Escribe la continuación del texto sobre la violencia machista, empezando justo después de su última frase.

→ **TEXTO DE ORIGEN**
▬▬▬
Cásate, sé sumisa, y ya verás como no te matan
Dicen que las víctimas de violencia machista sufren
una merma considerable de su autoestima y suelen desnaturalizar la
violencia de la que son objeto. Se avergüenzan y hasta se sienten
culpables del maltrato que padecen. La soledad y el aislamiento
al que se ven sometidas las bloquean emocionalmente y las inmovilizan.
Eva, la mujer que ha muerto en Torremolinos, víctima de esta lacra,
había denunciado a dos de sus parejas por malos tratos (en 2004 y en
2011) y formaba parte de un programa de seguimiento policial por este
motivo. No denunció, sin embargo, a su presunto homicida, que había sido
denunciado por otra chica y sobre el que recaía una orden de
alejamiento.
Resulta extraño. Maltratadores y
víctimas parecen encontrarse y reencontrarse en una especie de carrusel
infernal sin respiro ni salida. Serán muchas las voces que recriminen a
Eva el no haber denunciado, y no pocas las que se atrevan a señalar su
historial de maltrato como una posible muestra de ciertas patologías
personales. Pero, lamentablemente, la muerte de Eva, como la de muchas
otras, no puede leerse de este modo. Son demasiados casos y hay ya
demasiados estudios como para
seguir revictimizando a base de insistir en la responsabilidad de la
víctima. La violencia machista es un signo de la opresión estructural
que sufren las mujeres por el solo hecho de serlo; una opresión que
funciona gracias a autores, cómplices y encubridores, y que la gente se
empeña en desconectar de los casos particulares. Como si tales casos
fueran únicamente desviaciones excepcionales en un mundo perfectamente
igualitario.
Y como anómalas desviaciones debe entenderlos, sin duda, el arzobispado de Granada, que, en una broma de mal gusto, ha lanzado desde su editorial, Nuevo Inicio, la publicación de un libro que lleva por título Cásate y sé sumisa
(de Constanza Miriano) y en el que, según parece, se defiende la
obediencia disciplinada, leal y generosa, de la esposa a su marido. Un
panfleto para esclavas que escribe una madre católica, casada y feliz, y que el arzobispo, Javier Martínez, considera muy interesante desde el punto de vista cristiano.
▬▬▬
→ **EXTRACTO DEL MATERIAL**

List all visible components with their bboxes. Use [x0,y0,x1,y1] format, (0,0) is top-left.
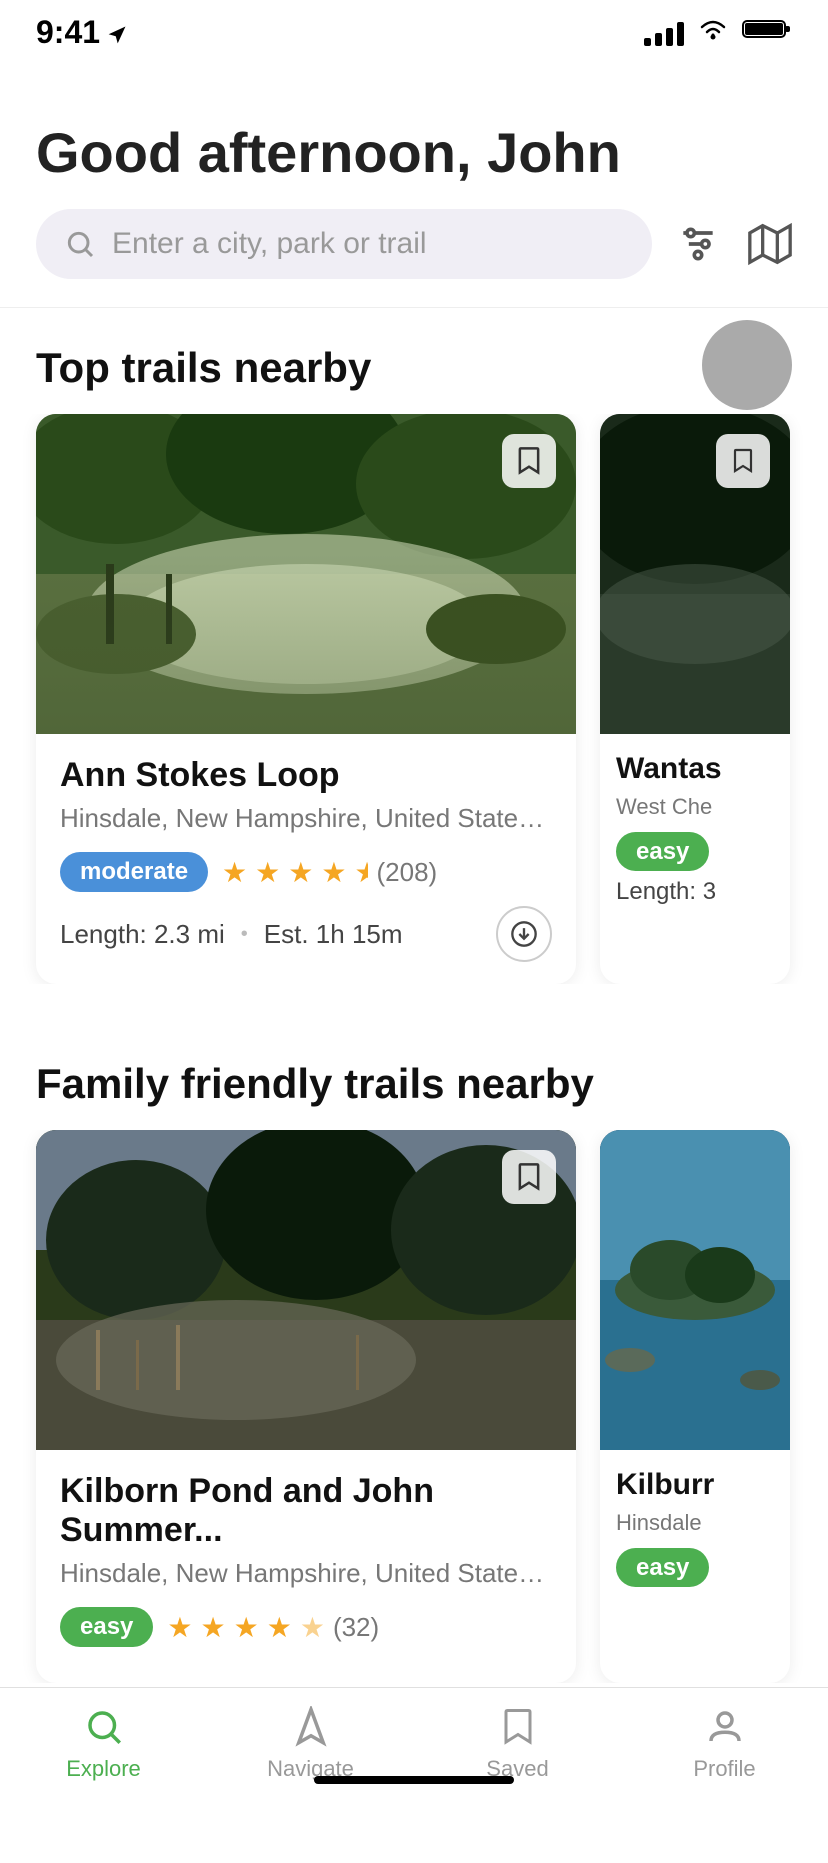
▬▬▬
→ **RESULTADO DEL EJERCICIO**
El Sr. Martínez pensará, seguramente, que si las mujeres se casaran
como Dios manda, fueran madres adocenadas, esposas serviles y utilizaran
la cabeza para poco más que para separar las orejas, la violencia
machista sería completamente marginal. Y sí, ciertamente, una vez
asumida la sumisión, la relación de pareja debe de ser un camino de
rosas, especialmente, para el varón con pretensiones. Tristemente,
vuelve y revuelve la mística de la feminidad que, en su momento, analizó
magistralmente Betty Friedan. Ya puestos, el arzobispado podría haberse
animado a reeditar aquellos manuales de la buena esposa que se
difundían entre las mujeres burguesas (potencialmente subversivas) en la
década de los sesenta. Vean qué ilustrativos eran. Seguro que estos
seres infantilizados estaban llamados a la felicidad así en el cielo
como en la tierra.
Qué dulzura, ¿no? En efecto, la
formación de esclavas en y para el Señor ha sido siempre uno de los más
soberbios objetivos de la educación religiosa, antaño apoyados también,
como vemos, por un Estado
sacrosanto que siempre amenaza con volver. La Iglesia ha contribuido
con entusiasmo a la normalización de las relaciones amorosas marcadas
por el sometimiento y la dependencia de las mujeres. En estas
relaciones, la dominación psicológica, económica y sexual del marido
sobre la mujer es un signo de estabilidad, amor verdadero y proyecto en
común, de modo que sólo las agresiones físicas pueden considerarse
violencia. La "violencia habitual" que sufren las mujeres se oculta tras
la estandarización del control y el poder del varón, de un modo tal que
ellas no llegan siquiera a identificar el riesgo. Animales cuya
domesticación consiste en interiorizar el dolor y en desactivar las
alarmas para que finalmente el temor y el miedo ya no puedan salvarles.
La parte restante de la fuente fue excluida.